Problem to work on
Locate the string "this" in the listing below. Copy every line where it is found.

Figure record extracts:
----

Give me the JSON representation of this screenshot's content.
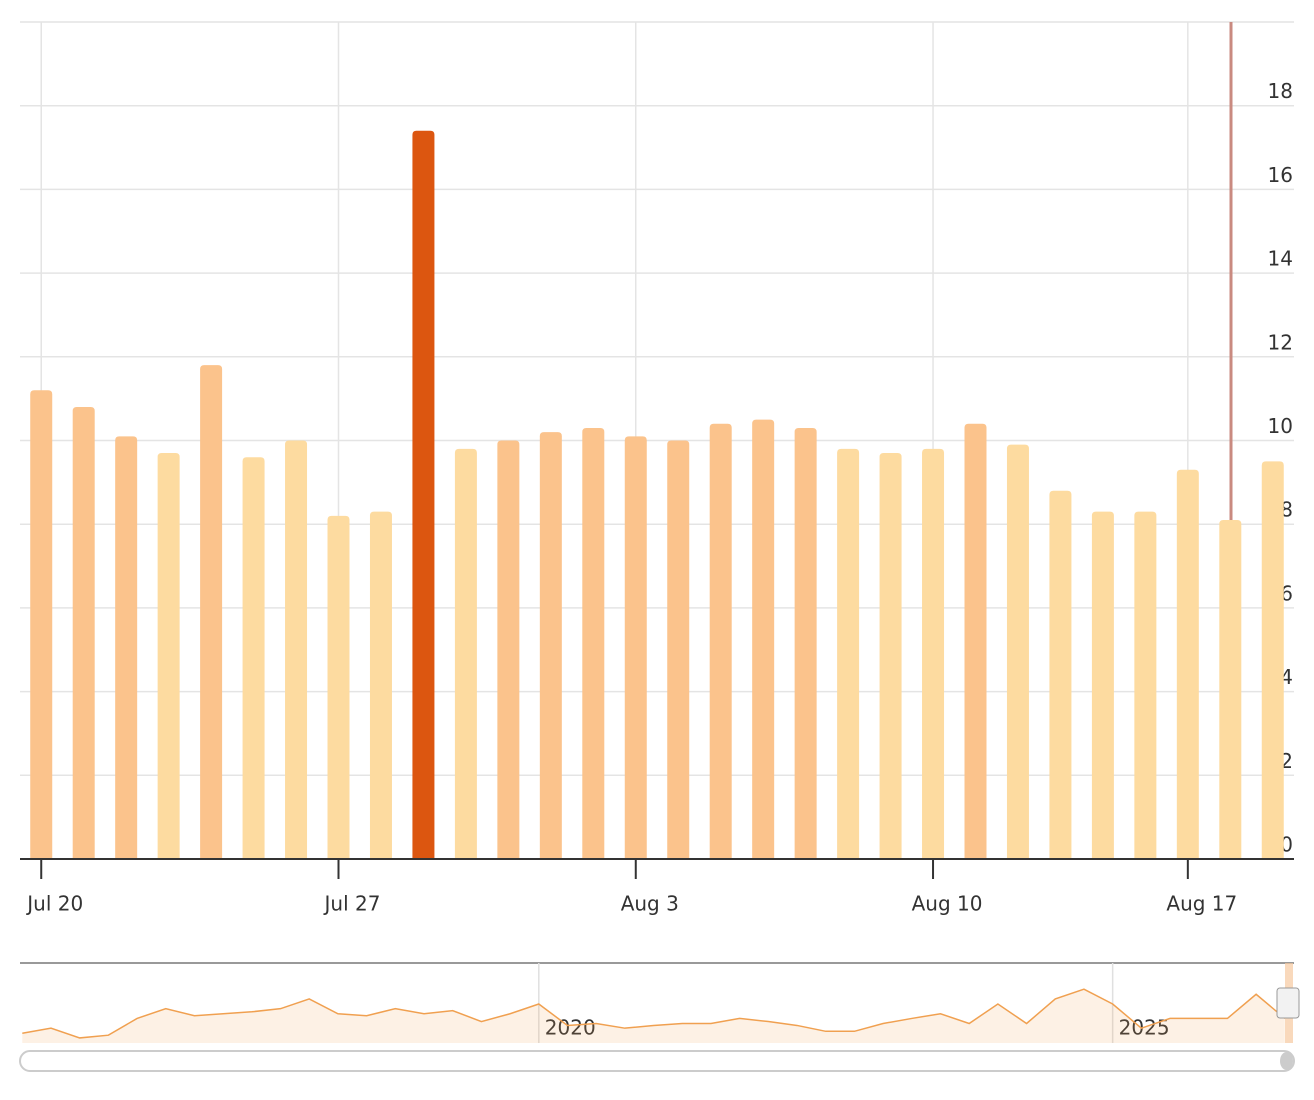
{
  "chart_data": {
    "type": "bar",
    "categories": [
      "Jul 20",
      null,
      null,
      null,
      null,
      null,
      null,
      "Jul 27",
      null,
      null,
      null,
      null,
      null,
      null,
      "Aug 3",
      null,
      null,
      null,
      null,
      null,
      null,
      "Aug 10",
      null,
      null,
      null,
      null,
      null,
      "Aug 17",
      null,
      null
    ],
    "values": [
      11.2,
      10.8,
      10.1,
      9.7,
      11.8,
      9.6,
      10.0,
      8.2,
      8.3,
      17.4,
      9.8,
      10.0,
      10.2,
      10.3,
      10.1,
      10.0,
      10.4,
      10.5,
      10.3,
      9.8,
      9.7,
      9.8,
      10.4,
      9.9,
      8.8,
      8.3,
      8.3,
      9.3,
      8.1,
      9.5
    ],
    "colors": [
      "#fbc38c",
      "#fbc38c",
      "#fbc38c",
      "#fddba0",
      "#fbc38c",
      "#fddba0",
      "#fddba0",
      "#fddba0",
      "#fddba0",
      "#dc5610",
      "#fddba0",
      "#fbc38c",
      "#fbc38c",
      "#fbc38c",
      "#fbc38c",
      "#fbc38c",
      "#fbc38c",
      "#fbc38c",
      "#fbc38c",
      "#fddba0",
      "#fddba0",
      "#fddba0",
      "#fbc38c",
      "#fddba0",
      "#fddba0",
      "#fddba0",
      "#fddba0",
      "#fddba0",
      "#fddba0",
      "#fddba0"
    ],
    "ylim": [
      0,
      20
    ],
    "yticks": [
      0,
      2,
      4,
      6,
      8,
      10,
      12,
      14,
      16,
      18
    ],
    "grid": true,
    "navigator": {
      "color": "#f0a050",
      "x": [
        2015.5,
        2015.75,
        2016,
        2016.25,
        2016.5,
        2016.75,
        2017,
        2017.25,
        2017.5,
        2017.75,
        2018,
        2018.25,
        2018.5,
        2018.75,
        2019,
        2019.25,
        2019.5,
        2019.75,
        2020,
        2020.25,
        2020.5,
        2020.75,
        2021,
        2021.25,
        2021.5,
        2021.75,
        2022,
        2022.25,
        2022.5,
        2022.75,
        2023,
        2023.25,
        2023.5,
        2023.75,
        2024,
        2024.25,
        2024.5,
        2024.75,
        2025,
        2025.25,
        2025.5,
        2025.75,
        2026,
        2026.25,
        2026.5
      ],
      "values": [
        2.5,
        3.8,
        1.3,
        2,
        6.3,
        8.8,
        7,
        7.5,
        8,
        8.8,
        11.3,
        7.5,
        7,
        8.8,
        7.5,
        8.3,
        5.5,
        7.5,
        10,
        4.5,
        5,
        3.8,
        4.5,
        5,
        5,
        6.3,
        5.5,
        4.5,
        3,
        3,
        5,
        6.3,
        7.5,
        5,
        10,
        5,
        11.3,
        13.8,
        10,
        3.8,
        6.3,
        6.3,
        6.3,
        12.5,
        6.3
      ],
      "xlim": [
        2015.48,
        2026.58
      ],
      "ylim": [
        0,
        20
      ],
      "xticks": [
        2020,
        2025
      ]
    }
  }
}
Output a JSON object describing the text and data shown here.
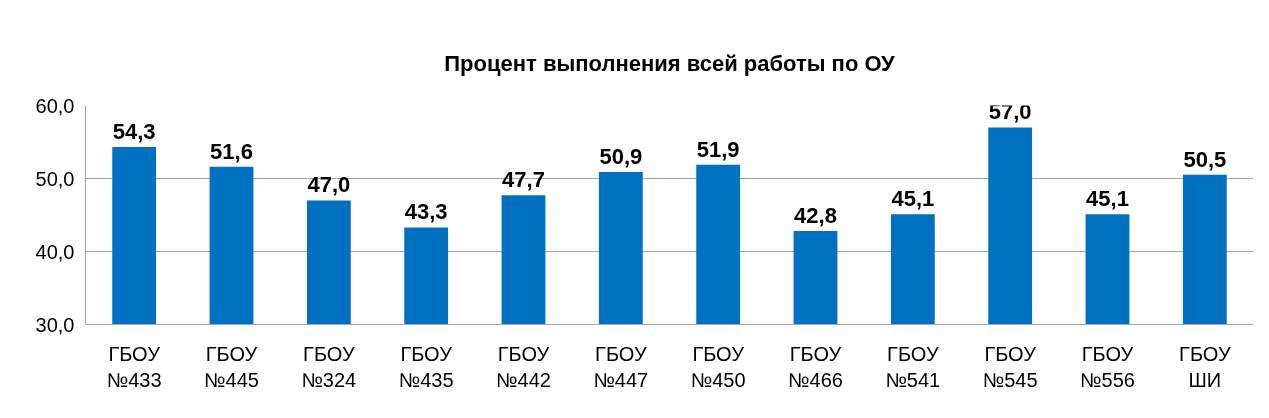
{
  "chart_data": {
    "type": "bar",
    "title": "Процент выполнения всей работы по ОУ",
    "categories": [
      "ГБОУ\n№433",
      "ГБОУ\n№445",
      "ГБОУ\n№324",
      "ГБОУ\n№435",
      "ГБОУ\n№442",
      "ГБОУ\n№447",
      "ГБОУ\n№450",
      "ГБОУ\n№466",
      "ГБОУ\n№541",
      "ГБОУ\n№545",
      "ГБОУ\n№556",
      "ГБОУ\nШИ"
    ],
    "values": [
      54.3,
      51.6,
      47.0,
      43.3,
      47.7,
      50.9,
      51.9,
      42.8,
      45.1,
      57.0,
      45.1,
      50.5
    ],
    "value_labels": [
      "54,3",
      "51,6",
      "47,0",
      "43,3",
      "47,7",
      "50,9",
      "51,9",
      "42,8",
      "45,1",
      "57,0",
      "45,1",
      "50,5"
    ],
    "color": "#0070c0",
    "ylim": [
      30,
      60
    ],
    "yticks": [
      {
        "value": 30,
        "label": "30,0"
      },
      {
        "value": 40,
        "label": "40,0"
      },
      {
        "value": 50,
        "label": "50,0"
      },
      {
        "value": 60,
        "label": "60,0"
      }
    ],
    "grid": "y"
  }
}
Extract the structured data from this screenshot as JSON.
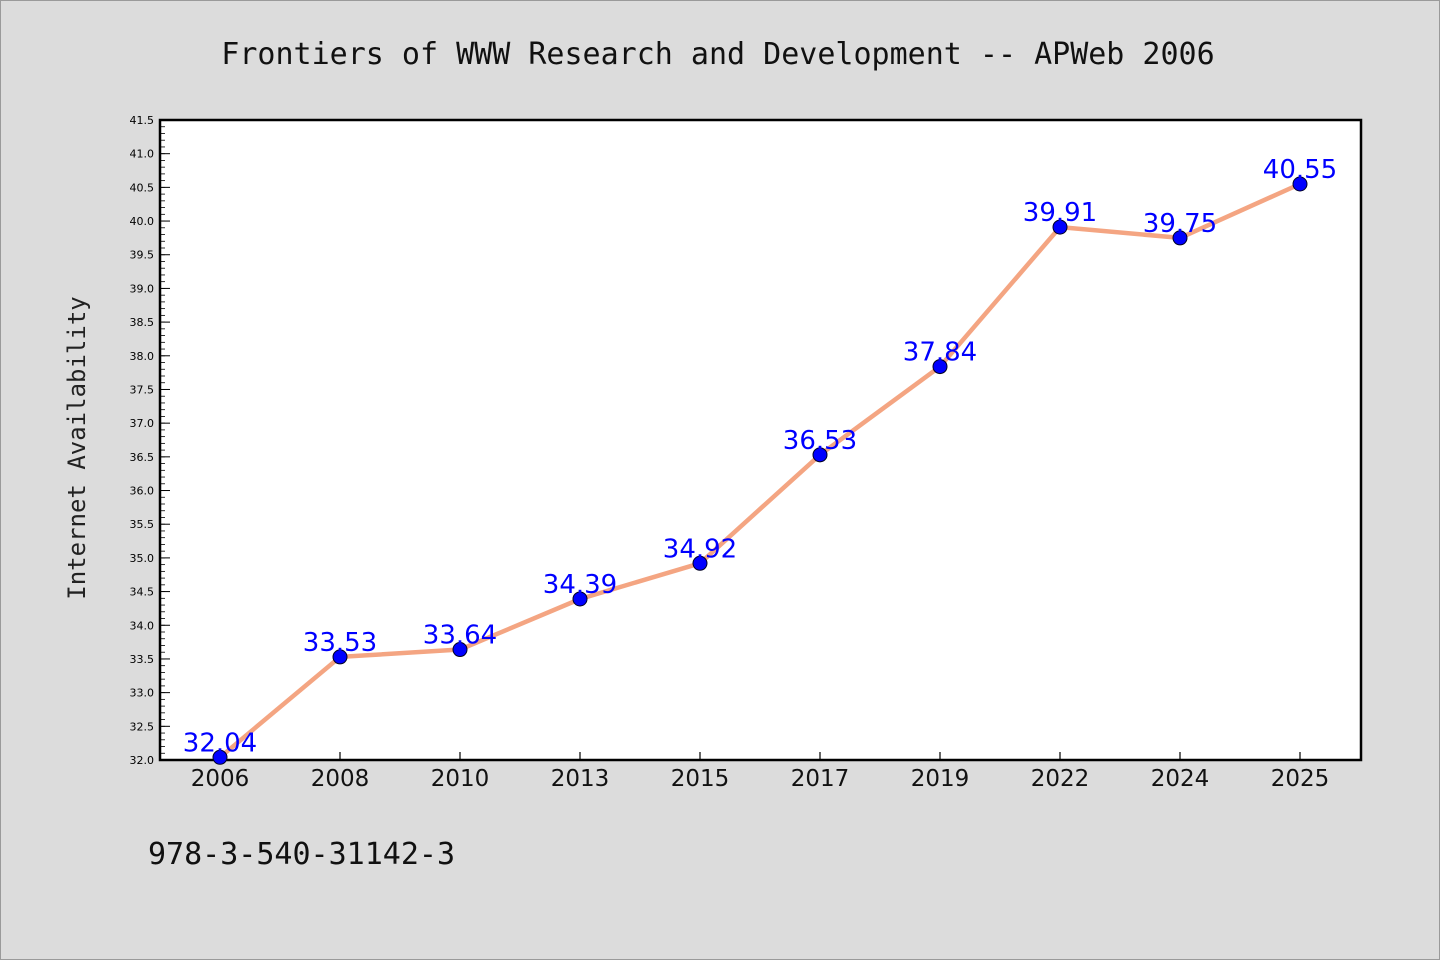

----

The completed task
Give me the JSON representation of this screenshot's content.
Extract the structured data from this screenshot as JSON.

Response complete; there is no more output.